> [Your task]: Using the records below, locate all lines containing "безопасности" and return them.

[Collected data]
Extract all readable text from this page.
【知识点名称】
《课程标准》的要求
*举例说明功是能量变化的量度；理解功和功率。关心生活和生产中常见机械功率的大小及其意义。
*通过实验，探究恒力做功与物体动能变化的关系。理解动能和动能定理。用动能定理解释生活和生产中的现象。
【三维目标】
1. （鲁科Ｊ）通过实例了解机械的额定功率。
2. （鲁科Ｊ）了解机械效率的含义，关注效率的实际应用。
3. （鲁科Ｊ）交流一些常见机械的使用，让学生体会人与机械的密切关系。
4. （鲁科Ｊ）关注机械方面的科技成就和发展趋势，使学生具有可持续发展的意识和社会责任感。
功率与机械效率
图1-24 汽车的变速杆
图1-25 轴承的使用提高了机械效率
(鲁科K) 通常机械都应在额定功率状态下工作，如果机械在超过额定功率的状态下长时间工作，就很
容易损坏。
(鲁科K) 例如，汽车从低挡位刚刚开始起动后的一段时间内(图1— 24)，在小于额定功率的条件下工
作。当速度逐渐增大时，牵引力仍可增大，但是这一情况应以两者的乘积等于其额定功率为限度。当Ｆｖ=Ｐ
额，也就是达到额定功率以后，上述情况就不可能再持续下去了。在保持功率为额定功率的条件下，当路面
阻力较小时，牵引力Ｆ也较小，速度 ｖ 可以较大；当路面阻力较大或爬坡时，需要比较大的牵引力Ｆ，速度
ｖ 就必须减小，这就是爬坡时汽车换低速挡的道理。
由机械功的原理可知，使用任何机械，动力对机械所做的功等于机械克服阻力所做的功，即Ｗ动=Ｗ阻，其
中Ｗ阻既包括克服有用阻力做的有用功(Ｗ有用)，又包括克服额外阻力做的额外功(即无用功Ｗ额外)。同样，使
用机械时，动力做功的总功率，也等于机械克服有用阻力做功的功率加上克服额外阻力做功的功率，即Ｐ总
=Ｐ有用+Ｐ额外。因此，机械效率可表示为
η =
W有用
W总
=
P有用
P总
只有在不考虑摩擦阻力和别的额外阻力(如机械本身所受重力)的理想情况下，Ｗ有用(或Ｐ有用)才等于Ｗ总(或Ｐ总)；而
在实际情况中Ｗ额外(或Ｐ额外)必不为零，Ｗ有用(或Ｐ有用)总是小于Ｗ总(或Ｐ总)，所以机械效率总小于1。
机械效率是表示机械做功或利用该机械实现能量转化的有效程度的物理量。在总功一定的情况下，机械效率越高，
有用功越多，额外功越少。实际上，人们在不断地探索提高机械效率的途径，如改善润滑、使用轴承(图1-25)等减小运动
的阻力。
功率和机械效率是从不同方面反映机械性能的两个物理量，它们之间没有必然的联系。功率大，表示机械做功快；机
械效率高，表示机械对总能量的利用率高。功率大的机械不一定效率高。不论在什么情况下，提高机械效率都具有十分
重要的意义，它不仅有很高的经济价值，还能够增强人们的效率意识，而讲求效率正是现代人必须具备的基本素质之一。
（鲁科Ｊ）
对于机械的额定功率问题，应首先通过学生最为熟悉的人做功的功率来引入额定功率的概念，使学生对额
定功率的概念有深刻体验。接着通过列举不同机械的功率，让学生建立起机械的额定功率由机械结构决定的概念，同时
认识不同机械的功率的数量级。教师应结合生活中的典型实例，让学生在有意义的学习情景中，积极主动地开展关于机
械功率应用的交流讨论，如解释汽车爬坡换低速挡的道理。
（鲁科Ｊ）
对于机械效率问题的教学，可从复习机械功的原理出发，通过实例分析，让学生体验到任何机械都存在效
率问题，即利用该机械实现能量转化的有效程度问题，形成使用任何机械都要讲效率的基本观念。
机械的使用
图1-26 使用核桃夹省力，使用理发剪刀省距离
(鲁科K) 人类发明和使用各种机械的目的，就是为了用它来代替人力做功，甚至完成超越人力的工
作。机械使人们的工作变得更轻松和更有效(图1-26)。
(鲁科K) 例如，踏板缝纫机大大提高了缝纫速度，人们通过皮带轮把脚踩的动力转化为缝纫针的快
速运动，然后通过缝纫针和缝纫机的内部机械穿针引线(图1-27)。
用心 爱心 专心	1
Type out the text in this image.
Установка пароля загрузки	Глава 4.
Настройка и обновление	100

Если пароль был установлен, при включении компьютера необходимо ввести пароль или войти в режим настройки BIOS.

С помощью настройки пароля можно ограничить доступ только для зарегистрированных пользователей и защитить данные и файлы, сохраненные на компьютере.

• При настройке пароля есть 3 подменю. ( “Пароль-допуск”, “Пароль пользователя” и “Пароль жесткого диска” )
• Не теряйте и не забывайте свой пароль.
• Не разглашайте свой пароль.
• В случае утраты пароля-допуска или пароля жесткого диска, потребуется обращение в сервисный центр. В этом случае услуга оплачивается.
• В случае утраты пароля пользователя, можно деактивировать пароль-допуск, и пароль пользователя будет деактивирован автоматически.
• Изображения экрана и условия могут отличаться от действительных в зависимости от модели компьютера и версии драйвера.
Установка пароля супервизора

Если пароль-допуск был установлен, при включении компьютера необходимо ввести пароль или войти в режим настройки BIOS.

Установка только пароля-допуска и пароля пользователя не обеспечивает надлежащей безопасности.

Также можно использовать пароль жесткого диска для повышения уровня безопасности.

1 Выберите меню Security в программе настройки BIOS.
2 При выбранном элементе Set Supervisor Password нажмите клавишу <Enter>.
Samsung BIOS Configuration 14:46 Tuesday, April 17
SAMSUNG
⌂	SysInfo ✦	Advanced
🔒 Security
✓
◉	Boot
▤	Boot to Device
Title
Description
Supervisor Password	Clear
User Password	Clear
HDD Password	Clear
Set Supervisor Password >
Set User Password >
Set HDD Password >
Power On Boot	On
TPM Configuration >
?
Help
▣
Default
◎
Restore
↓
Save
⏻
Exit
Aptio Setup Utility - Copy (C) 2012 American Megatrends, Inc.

> [Finished task]:
Установка только пароля-допуска и пароля пользователя не обеспечивает надлежащей безопасности.
Также можно использовать пароль жесткого диска для повышения уровня безопасности.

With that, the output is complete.